SET PROBLEM
Using the data below, copy each line that includes the word "Maat".

EXERCISE INPUTS
*****

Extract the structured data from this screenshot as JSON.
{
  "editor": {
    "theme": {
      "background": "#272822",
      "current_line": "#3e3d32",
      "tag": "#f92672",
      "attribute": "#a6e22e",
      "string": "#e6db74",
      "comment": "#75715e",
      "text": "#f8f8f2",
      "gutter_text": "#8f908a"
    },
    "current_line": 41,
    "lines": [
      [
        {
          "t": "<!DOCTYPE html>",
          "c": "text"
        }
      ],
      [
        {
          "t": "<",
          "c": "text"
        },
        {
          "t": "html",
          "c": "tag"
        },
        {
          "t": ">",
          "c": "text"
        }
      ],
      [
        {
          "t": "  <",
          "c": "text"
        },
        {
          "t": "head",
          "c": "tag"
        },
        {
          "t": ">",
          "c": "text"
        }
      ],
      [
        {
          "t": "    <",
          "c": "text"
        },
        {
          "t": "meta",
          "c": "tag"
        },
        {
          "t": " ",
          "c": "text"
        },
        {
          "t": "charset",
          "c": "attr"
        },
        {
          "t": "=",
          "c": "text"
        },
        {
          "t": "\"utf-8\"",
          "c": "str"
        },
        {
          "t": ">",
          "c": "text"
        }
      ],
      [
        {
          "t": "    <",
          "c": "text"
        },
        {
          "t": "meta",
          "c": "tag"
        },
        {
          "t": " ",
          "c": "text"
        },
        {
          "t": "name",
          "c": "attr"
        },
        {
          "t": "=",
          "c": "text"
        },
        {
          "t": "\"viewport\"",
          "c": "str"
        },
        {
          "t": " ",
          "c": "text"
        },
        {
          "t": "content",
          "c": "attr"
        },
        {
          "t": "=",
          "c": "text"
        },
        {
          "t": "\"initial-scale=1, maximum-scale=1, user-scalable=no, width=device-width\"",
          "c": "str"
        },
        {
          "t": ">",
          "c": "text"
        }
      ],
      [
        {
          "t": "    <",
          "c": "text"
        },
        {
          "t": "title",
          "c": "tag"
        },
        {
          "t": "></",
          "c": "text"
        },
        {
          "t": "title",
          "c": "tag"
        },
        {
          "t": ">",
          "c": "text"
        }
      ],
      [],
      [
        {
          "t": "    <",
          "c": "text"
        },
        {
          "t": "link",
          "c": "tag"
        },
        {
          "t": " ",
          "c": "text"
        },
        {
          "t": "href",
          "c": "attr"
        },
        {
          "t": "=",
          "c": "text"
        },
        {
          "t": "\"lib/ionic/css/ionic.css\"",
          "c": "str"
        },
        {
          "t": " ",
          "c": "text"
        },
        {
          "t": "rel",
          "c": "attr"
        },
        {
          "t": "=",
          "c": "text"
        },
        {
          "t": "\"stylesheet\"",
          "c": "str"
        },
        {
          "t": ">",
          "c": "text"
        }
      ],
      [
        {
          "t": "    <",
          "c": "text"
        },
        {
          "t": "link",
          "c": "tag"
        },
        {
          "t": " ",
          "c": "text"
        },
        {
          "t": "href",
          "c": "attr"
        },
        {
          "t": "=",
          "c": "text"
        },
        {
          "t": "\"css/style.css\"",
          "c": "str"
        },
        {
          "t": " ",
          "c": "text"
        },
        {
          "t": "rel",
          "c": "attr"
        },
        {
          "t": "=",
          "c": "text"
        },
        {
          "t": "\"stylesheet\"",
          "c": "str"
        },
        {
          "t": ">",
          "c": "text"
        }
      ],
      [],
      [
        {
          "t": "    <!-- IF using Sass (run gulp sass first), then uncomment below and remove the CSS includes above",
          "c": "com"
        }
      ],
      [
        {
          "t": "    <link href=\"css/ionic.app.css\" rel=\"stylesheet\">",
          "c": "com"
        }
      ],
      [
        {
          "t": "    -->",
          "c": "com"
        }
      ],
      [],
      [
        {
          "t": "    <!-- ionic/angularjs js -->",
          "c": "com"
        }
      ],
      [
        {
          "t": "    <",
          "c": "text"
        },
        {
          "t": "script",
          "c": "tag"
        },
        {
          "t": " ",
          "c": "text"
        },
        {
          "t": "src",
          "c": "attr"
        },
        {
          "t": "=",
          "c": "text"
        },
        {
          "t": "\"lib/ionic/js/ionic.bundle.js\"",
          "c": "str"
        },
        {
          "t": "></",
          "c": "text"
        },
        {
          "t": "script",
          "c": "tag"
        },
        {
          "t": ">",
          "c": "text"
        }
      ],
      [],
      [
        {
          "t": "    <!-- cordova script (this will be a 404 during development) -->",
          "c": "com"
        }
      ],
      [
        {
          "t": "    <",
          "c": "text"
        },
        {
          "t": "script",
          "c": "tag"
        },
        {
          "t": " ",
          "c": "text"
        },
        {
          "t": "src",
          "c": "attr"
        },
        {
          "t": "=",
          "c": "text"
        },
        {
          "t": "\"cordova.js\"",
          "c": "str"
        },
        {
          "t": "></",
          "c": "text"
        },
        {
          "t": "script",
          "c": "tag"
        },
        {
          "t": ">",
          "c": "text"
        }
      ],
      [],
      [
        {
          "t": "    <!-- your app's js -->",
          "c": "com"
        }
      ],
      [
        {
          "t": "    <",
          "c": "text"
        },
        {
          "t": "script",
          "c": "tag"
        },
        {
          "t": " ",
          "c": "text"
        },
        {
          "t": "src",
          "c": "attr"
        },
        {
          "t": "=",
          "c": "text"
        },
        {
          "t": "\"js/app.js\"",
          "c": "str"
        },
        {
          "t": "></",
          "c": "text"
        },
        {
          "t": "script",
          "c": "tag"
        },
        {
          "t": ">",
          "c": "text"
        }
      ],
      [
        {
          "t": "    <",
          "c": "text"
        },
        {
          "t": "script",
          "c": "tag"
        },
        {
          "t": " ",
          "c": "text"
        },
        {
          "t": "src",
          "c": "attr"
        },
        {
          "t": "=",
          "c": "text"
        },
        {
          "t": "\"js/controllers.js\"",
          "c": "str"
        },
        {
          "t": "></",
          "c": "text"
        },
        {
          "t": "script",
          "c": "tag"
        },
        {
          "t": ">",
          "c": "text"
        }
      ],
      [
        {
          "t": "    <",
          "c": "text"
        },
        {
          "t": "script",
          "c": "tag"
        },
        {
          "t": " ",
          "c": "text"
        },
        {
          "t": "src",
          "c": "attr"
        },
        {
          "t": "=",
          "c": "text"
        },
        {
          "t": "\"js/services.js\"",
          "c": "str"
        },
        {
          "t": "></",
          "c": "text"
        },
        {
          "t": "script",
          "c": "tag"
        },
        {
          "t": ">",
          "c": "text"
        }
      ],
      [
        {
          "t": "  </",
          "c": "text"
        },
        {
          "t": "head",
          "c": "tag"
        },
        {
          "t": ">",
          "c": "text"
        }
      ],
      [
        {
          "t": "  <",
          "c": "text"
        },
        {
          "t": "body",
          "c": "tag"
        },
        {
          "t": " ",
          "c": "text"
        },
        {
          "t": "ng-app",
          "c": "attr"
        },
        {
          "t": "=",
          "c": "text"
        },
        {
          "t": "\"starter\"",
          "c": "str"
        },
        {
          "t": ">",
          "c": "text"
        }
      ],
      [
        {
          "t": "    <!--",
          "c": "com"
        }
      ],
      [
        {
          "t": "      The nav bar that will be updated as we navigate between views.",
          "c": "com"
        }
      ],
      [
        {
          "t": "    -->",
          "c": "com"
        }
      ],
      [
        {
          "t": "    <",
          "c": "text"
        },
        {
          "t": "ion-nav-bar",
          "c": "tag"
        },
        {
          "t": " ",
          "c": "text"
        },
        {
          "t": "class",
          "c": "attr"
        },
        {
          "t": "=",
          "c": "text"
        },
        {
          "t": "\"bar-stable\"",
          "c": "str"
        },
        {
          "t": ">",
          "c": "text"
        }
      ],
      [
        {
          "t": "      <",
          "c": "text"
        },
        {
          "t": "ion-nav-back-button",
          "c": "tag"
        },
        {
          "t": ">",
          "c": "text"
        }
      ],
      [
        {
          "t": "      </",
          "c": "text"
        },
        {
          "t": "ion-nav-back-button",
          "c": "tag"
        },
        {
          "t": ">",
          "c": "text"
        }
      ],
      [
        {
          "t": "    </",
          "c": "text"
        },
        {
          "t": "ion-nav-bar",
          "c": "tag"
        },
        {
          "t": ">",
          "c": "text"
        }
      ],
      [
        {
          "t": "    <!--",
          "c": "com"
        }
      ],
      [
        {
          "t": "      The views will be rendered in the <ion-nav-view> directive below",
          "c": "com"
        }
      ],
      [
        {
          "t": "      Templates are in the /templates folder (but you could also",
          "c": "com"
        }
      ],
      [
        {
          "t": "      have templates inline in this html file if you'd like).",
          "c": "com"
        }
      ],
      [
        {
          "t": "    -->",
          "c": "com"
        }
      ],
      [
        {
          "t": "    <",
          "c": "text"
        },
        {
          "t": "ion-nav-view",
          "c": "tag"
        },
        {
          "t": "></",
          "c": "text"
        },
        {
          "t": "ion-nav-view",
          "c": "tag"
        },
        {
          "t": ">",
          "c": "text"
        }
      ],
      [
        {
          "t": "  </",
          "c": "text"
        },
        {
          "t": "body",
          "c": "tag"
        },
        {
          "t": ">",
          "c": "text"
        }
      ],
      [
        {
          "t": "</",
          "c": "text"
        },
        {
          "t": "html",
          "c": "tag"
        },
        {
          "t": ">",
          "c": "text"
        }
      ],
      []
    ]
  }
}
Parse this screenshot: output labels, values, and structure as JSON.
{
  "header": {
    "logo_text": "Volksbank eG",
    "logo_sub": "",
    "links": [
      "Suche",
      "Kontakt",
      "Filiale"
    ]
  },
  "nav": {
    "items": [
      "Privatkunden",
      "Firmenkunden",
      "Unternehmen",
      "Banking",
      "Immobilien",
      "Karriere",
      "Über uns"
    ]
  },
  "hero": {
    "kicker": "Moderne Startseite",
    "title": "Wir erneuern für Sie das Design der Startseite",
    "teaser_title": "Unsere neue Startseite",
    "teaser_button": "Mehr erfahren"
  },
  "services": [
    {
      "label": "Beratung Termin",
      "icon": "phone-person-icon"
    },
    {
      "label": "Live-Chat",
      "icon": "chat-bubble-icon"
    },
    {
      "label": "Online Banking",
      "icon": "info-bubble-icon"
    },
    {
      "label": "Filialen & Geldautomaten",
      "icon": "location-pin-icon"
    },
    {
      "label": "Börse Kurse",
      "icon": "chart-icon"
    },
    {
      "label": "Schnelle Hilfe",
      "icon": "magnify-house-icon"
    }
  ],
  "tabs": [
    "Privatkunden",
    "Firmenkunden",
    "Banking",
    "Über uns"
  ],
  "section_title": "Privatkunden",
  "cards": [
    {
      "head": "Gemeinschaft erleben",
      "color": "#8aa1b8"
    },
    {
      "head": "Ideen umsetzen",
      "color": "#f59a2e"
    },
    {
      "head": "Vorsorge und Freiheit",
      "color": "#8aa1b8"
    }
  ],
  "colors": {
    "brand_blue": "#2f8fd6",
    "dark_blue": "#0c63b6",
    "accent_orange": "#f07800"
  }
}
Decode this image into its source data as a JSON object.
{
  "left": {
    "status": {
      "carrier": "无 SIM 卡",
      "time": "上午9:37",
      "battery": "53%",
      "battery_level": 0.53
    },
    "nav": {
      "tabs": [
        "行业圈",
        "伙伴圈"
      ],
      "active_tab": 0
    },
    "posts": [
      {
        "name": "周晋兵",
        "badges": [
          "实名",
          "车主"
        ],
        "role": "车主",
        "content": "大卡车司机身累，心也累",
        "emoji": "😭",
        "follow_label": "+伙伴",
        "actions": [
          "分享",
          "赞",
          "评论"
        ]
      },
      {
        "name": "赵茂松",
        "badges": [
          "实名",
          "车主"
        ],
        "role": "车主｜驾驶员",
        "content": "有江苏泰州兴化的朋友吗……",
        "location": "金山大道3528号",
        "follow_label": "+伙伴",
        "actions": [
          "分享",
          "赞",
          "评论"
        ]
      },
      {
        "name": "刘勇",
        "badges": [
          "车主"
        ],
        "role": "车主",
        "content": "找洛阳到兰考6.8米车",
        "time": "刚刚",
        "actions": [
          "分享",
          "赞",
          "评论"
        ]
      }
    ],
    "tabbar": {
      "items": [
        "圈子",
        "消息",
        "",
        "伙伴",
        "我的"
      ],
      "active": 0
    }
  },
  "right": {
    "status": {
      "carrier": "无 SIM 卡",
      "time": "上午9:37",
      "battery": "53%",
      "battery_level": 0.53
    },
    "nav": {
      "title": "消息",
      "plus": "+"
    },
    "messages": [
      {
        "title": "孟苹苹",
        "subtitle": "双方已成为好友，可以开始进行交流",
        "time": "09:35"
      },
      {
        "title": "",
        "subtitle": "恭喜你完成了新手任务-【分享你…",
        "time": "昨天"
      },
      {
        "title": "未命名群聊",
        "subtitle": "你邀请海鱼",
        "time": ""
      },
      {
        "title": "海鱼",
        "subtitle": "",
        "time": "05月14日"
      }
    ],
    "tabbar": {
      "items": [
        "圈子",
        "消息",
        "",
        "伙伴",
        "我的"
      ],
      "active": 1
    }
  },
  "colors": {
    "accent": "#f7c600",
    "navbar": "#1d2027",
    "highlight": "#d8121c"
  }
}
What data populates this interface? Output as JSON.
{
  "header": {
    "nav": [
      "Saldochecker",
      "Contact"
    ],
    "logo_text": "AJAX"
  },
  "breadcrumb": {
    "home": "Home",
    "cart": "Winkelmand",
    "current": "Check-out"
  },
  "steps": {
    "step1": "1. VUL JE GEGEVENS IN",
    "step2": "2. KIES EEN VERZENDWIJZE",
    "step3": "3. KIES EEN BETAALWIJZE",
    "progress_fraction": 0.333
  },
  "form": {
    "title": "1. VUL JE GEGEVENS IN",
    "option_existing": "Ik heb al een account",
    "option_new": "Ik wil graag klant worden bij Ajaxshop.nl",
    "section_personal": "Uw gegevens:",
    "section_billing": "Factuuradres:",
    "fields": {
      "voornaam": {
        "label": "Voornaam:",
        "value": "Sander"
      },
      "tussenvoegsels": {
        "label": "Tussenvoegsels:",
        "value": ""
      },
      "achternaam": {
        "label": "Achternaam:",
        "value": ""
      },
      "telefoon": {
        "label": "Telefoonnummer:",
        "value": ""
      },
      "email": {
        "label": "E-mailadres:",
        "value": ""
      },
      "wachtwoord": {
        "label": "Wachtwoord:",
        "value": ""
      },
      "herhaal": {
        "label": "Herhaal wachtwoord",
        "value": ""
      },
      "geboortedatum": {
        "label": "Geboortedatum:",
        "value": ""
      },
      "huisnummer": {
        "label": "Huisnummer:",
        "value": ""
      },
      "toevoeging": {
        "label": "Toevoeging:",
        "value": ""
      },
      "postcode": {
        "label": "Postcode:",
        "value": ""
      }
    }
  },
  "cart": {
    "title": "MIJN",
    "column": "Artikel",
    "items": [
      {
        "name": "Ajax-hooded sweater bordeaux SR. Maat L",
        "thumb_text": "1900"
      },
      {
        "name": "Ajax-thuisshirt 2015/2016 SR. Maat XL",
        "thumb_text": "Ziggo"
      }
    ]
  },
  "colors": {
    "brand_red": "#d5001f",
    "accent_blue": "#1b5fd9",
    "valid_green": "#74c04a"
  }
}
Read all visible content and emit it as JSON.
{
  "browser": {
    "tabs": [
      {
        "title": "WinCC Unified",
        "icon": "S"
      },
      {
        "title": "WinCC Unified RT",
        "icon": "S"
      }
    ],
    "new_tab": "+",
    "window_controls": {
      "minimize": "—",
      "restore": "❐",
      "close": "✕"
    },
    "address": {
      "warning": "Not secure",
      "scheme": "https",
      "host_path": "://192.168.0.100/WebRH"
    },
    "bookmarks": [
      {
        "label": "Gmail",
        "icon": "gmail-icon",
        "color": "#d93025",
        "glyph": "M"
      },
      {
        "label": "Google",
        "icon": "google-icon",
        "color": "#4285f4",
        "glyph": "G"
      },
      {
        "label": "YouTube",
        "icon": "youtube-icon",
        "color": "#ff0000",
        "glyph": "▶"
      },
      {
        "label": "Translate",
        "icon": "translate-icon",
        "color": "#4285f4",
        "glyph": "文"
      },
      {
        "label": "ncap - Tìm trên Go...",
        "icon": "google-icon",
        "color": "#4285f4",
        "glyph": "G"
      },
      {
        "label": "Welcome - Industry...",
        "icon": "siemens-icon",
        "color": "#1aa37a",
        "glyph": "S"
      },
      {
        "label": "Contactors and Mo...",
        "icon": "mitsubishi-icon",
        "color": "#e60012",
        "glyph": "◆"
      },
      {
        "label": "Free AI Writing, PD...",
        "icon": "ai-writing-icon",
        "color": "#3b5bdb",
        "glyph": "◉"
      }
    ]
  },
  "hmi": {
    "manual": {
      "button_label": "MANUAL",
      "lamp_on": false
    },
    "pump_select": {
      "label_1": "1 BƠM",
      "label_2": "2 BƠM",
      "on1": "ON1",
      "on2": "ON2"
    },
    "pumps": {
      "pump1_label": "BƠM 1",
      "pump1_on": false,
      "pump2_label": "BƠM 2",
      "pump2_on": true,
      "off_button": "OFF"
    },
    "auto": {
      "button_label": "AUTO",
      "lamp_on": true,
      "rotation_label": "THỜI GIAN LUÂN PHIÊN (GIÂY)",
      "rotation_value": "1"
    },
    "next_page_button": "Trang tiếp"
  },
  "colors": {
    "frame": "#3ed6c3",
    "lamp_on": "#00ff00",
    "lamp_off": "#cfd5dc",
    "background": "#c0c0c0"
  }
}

*****

RESPONSE TO THE TASK
        "name": "Ajax-hooded sweater bordeaux SR. Maat L",
        "name": "Ajax-thuisshirt 2015/2016 SR. Maat XL",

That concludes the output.